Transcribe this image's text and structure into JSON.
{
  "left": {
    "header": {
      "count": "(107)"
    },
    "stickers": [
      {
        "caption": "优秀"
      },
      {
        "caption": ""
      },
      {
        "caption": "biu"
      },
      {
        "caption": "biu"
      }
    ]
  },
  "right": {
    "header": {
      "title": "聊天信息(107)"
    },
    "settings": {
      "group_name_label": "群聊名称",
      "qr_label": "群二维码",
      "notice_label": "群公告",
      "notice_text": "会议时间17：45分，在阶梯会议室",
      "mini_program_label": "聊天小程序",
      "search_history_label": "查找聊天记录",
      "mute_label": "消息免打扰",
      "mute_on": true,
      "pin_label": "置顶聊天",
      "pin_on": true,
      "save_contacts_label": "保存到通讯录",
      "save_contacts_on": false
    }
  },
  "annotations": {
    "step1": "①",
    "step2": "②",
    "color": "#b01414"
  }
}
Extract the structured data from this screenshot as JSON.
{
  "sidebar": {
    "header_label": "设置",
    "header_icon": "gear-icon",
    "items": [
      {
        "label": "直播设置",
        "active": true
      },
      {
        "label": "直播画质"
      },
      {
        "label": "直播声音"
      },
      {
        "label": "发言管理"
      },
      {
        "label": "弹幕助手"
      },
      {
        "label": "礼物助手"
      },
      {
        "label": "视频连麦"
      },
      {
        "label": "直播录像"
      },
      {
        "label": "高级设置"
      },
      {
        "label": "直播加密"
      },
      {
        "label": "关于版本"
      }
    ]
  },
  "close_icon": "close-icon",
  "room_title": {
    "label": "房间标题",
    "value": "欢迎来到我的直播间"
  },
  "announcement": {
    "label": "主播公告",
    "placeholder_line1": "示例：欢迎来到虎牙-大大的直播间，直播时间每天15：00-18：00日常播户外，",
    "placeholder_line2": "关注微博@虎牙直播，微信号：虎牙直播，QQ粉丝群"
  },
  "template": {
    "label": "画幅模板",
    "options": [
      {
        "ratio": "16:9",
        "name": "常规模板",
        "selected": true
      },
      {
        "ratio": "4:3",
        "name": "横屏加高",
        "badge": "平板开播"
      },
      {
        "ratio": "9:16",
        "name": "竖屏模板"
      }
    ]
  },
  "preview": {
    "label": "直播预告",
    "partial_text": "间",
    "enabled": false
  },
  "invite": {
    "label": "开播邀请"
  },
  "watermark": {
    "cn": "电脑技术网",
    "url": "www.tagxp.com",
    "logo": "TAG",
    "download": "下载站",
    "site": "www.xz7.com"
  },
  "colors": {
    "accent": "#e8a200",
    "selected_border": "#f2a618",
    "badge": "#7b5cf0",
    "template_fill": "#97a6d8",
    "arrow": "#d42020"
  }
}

Objective »
Locate the line with "Extract the structured" in the entries above; extract it and every line after it, verbatim.

Result of the exercise »
Extract the structured data from this screenshot as JSON.
{
  "sidebar": {
    "header_label": "设置",
    "header_icon": "gear-icon",
    "items": [
      {
        "label": "直播设置",
        "active": true
      },
      {
        "label": "直播画质"
      },
      {
        "label": "直播声音"
      },
      {
        "label": "发言管理"
      },
      {
        "label": "弹幕助手"
      },
      {
        "label": "礼物助手"
      },
      {
        "label": "视频连麦"
      },
      {
        "label": "直播录像"
      },
      {
        "label": "高级设置"
      },
      {
        "label": "直播加密"
      },
      {
        "label": "关于版本"
      }
    ]
  },
  "close_icon": "close-icon",
  "room_title": {
    "label": "房间标题",
    "value": "欢迎来到我的直播间"
  },
  "announcement": {
    "label": "主播公告",
    "placeholder_line1": "示例：欢迎来到虎牙-大大的直播间，直播时间每天15：00-18：00日常播户外，",
    "placeholder_line2": "关注微博@虎牙直播，微信号：虎牙直播，QQ粉丝群"
  },
  "template": {
    "label": "画幅模板",
    "options": [
      {
        "ratio": "16:9",
        "name": "常规模板",
        "selected": true
      },
      {
        "ratio": "4:3",
        "name": "横屏加高",
        "badge": "平板开播"
      },
      {
        "ratio": "9:16",
        "name": "竖屏模板"
      }
    ]
  },
  "preview": {
    "label": "直播预告",
    "partial_text": "间",
    "enabled": false
  },
  "invite": {
    "label": "开播邀请"
  },
  "watermark": {
    "cn": "电脑技术网",
    "url": "www.tagxp.com",
    "logo": "TAG",
    "download": "下载站",
    "site": "www.xz7.com"
  },
  "colors": {
    "accent": "#e8a200",
    "selected_border": "#f2a618",
    "badge": "#7b5cf0",
    "template_fill": "#97a6d8",
    "arrow": "#d42020"
  }
}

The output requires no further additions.